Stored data
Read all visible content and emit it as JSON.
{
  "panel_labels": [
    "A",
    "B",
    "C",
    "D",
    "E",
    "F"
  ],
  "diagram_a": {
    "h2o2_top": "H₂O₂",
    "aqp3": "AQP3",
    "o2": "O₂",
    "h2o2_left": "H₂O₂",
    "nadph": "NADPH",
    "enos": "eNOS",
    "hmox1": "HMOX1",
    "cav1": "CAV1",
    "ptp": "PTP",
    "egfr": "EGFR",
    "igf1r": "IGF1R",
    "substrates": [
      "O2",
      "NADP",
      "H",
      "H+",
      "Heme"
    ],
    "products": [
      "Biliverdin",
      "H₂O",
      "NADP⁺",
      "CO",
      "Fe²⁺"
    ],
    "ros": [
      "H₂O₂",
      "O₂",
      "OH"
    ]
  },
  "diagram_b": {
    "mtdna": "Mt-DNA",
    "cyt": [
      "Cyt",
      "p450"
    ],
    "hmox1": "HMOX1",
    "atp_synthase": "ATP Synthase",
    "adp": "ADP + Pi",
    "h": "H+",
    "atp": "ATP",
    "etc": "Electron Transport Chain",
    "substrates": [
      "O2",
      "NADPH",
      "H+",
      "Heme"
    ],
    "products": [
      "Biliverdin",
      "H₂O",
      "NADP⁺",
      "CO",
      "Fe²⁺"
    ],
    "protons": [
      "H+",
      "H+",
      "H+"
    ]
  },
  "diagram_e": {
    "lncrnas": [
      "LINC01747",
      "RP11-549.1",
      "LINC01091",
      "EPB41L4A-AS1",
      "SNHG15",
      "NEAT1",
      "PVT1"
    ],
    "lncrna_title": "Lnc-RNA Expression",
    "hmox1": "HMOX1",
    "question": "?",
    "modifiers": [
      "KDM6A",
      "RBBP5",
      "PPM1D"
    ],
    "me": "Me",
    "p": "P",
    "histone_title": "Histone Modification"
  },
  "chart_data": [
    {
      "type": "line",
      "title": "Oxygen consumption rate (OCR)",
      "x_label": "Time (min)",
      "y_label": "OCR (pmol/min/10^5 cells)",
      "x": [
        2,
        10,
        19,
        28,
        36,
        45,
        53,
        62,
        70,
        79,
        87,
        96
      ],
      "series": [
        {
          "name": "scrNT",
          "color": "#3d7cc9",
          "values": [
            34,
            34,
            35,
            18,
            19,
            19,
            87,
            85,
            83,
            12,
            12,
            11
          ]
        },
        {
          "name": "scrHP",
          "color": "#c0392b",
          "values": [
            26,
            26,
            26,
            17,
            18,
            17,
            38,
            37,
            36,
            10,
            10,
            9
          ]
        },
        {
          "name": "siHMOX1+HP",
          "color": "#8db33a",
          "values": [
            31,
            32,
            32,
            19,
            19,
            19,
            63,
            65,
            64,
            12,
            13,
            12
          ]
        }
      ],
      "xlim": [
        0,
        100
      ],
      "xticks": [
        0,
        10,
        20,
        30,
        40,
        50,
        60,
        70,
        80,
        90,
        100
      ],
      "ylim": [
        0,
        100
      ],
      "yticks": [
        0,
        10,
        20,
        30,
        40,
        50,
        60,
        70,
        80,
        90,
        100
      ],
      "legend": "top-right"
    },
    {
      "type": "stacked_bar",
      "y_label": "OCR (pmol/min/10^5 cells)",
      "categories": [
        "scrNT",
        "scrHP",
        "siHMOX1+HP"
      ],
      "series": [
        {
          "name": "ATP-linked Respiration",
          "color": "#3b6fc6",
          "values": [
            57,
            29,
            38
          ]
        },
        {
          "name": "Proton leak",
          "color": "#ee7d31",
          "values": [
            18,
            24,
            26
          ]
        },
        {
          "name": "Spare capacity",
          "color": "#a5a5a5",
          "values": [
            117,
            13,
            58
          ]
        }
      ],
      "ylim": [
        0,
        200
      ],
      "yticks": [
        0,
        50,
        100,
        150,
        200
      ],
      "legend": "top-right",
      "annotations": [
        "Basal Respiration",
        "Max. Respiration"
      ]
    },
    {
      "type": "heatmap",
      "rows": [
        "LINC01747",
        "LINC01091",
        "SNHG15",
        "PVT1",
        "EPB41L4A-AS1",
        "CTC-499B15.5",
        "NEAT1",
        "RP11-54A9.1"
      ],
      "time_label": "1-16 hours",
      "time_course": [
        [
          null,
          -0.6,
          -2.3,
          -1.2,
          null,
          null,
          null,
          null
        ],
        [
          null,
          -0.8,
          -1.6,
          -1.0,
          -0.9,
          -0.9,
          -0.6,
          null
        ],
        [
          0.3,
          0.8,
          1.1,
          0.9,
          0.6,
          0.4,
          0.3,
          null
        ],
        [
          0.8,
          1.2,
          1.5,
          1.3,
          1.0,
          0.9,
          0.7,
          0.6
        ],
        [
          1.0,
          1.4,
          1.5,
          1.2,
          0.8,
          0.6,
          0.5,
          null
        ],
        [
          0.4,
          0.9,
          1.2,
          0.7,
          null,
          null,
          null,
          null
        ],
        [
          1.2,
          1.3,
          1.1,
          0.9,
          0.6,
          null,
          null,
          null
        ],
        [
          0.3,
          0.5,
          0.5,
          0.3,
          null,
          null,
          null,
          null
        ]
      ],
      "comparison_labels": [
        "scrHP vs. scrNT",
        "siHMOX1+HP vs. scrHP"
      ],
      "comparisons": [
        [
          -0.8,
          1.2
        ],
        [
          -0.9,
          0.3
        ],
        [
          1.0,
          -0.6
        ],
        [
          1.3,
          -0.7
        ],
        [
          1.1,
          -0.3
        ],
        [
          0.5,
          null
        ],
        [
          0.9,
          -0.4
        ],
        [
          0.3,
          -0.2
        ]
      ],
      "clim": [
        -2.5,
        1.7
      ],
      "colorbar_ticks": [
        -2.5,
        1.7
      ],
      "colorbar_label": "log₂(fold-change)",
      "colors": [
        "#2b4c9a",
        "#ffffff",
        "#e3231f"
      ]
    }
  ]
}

• **Action item**:
An exact copy of every record is required.

• **Expected output**:
Read all visible content and emit it as JSON.
{
  "panel_labels": [
    "A",
    "B",
    "C",
    "D",
    "E",
    "F"
  ],
  "diagram_a": {
    "h2o2_top": "H₂O₂",
    "aqp3": "AQP3",
    "o2": "O₂",
    "h2o2_left": "H₂O₂",
    "nadph": "NADPH",
    "enos": "eNOS",
    "hmox1": "HMOX1",
    "cav1": "CAV1",
    "ptp": "PTP",
    "egfr": "EGFR",
    "igf1r": "IGF1R",
    "substrates": [
      "O2",
      "NADP",
      "H",
      "H+",
      "Heme"
    ],
    "products": [
      "Biliverdin",
      "H₂O",
      "NADP⁺",
      "CO",
      "Fe²⁺"
    ],
    "ros": [
      "H₂O₂",
      "O₂",
      "OH"
    ]
  },
  "diagram_b": {
    "mtdna": "Mt-DNA",
    "cyt": [
      "Cyt",
      "p450"
    ],
    "hmox1": "HMOX1",
    "atp_synthase": "ATP Synthase",
    "adp": "ADP + Pi",
    "h": "H+",
    "atp": "ATP",
    "etc": "Electron Transport Chain",
    "substrates": [
      "O2",
      "NADPH",
      "H+",
      "Heme"
    ],
    "products": [
      "Biliverdin",
      "H₂O",
      "NADP⁺",
      "CO",
      "Fe²⁺"
    ],
    "protons": [
      "H+",
      "H+",
      "H+"
    ]
  },
  "diagram_e": {
    "lncrnas": [
      "LINC01747",
      "RP11-549.1",
      "LINC01091",
      "EPB41L4A-AS1",
      "SNHG15",
      "NEAT1",
      "PVT1"
    ],
    "lncrna_title": "Lnc-RNA Expression",
    "hmox1": "HMOX1",
    "question": "?",
    "modifiers": [
      "KDM6A",
      "RBBP5",
      "PPM1D"
    ],
    "me": "Me",
    "p": "P",
    "histone_title": "Histone Modification"
  },
  "chart_data": [
    {
      "type": "line",
      "title": "Oxygen consumption rate (OCR)",
      "x_label": "Time (min)",
      "y_label": "OCR (pmol/min/10^5 cells)",
      "x": [
        2,
        10,
        19,
        28,
        36,
        45,
        53,
        62,
        70,
        79,
        87,
        96
      ],
      "series": [
        {
          "name": "scrNT",
          "color": "#3d7cc9",
          "values": [
            34,
            34,
            35,
            18,
            19,
            19,
            87,
            85,
            83,
            12,
            12,
            11
          ]
        },
        {
          "name": "scrHP",
          "color": "#c0392b",
          "values": [
            26,
            26,
            26,
            17,
            18,
            17,
            38,
            37,
            36,
            10,
            10,
            9
          ]
        },
        {
          "name": "siHMOX1+HP",
          "color": "#8db33a",
          "values": [
            31,
            32,
            32,
            19,
            19,
            19,
            63,
            65,
            64,
            12,
            13,
            12
          ]
        }
      ],
      "xlim": [
        0,
        100
      ],
      "xticks": [
        0,
        10,
        20,
        30,
        40,
        50,
        60,
        70,
        80,
        90,
        100
      ],
      "ylim": [
        0,
        100
      ],
      "yticks": [
        0,
        10,
        20,
        30,
        40,
        50,
        60,
        70,
        80,
        90,
        100
      ],
      "legend": "top-right"
    },
    {
      "type": "stacked_bar",
      "y_label": "OCR (pmol/min/10^5 cells)",
      "categories": [
        "scrNT",
        "scrHP",
        "siHMOX1+HP"
      ],
      "series": [
        {
          "name": "ATP-linked Respiration",
          "color": "#3b6fc6",
          "values": [
            57,
            29,
            38
          ]
        },
        {
          "name": "Proton leak",
          "color": "#ee7d31",
          "values": [
            18,
            24,
            26
          ]
        },
        {
          "name": "Spare capacity",
          "color": "#a5a5a5",
          "values": [
            117,
            13,
            58
          ]
        }
      ],
      "ylim": [
        0,
        200
      ],
      "yticks": [
        0,
        50,
        100,
        150,
        200
      ],
      "legend": "top-right",
      "annotations": [
        "Basal Respiration",
        "Max. Respiration"
      ]
    },
    {
      "type": "heatmap",
      "rows": [
        "LINC01747",
        "LINC01091",
        "SNHG15",
        "PVT1",
        "EPB41L4A-AS1",
        "CTC-499B15.5",
        "NEAT1",
        "RP11-54A9.1"
      ],
      "time_label": "1-16 hours",
      "time_course": [
        [
          null,
          -0.6,
          -2.3,
          -1.2,
          null,
          null,
          null,
          null
        ],
        [
          null,
          -0.8,
          -1.6,
          -1.0,
          -0.9,
          -0.9,
          -0.6,
          null
        ],
        [
          0.3,
          0.8,
          1.1,
          0.9,
          0.6,
          0.4,
          0.3,
          null
        ],
        [
          0.8,
          1.2,
          1.5,
          1.3,
          1.0,
          0.9,
          0.7,
          0.6
        ],
        [
          1.0,
          1.4,
          1.5,
          1.2,
          0.8,
          0.6,
          0.5,
          null
        ],
        [
          0.4,
          0.9,
          1.2,
          0.7,
          null,
          null,
          null,
          null
        ],
        [
          1.2,
          1.3,
          1.1,
          0.9,
          0.6,
          null,
          null,
          null
        ],
        [
          0.3,
          0.5,
          0.5,
          0.3,
          null,
          null,
          null,
          null
        ]
      ],
      "comparison_labels": [
        "scrHP vs. scrNT",
        "siHMOX1+HP vs. scrHP"
      ],
      "comparisons": [
        [
          -0.8,
          1.2
        ],
        [
          -0.9,
          0.3
        ],
        [
          1.0,
          -0.6
        ],
        [
          1.3,
          -0.7
        ],
        [
          1.1,
          -0.3
        ],
        [
          0.5,
          null
        ],
        [
          0.9,
          -0.4
        ],
        [
          0.3,
          -0.2
        ]
      ],
      "clim": [
        -2.5,
        1.7
      ],
      "colorbar_ticks": [
        -2.5,
        1.7
      ],
      "colorbar_label": "log₂(fold-change)",
      "colors": [
        "#2b4c9a",
        "#ffffff",
        "#e3231f"
      ]
    }
  ]
}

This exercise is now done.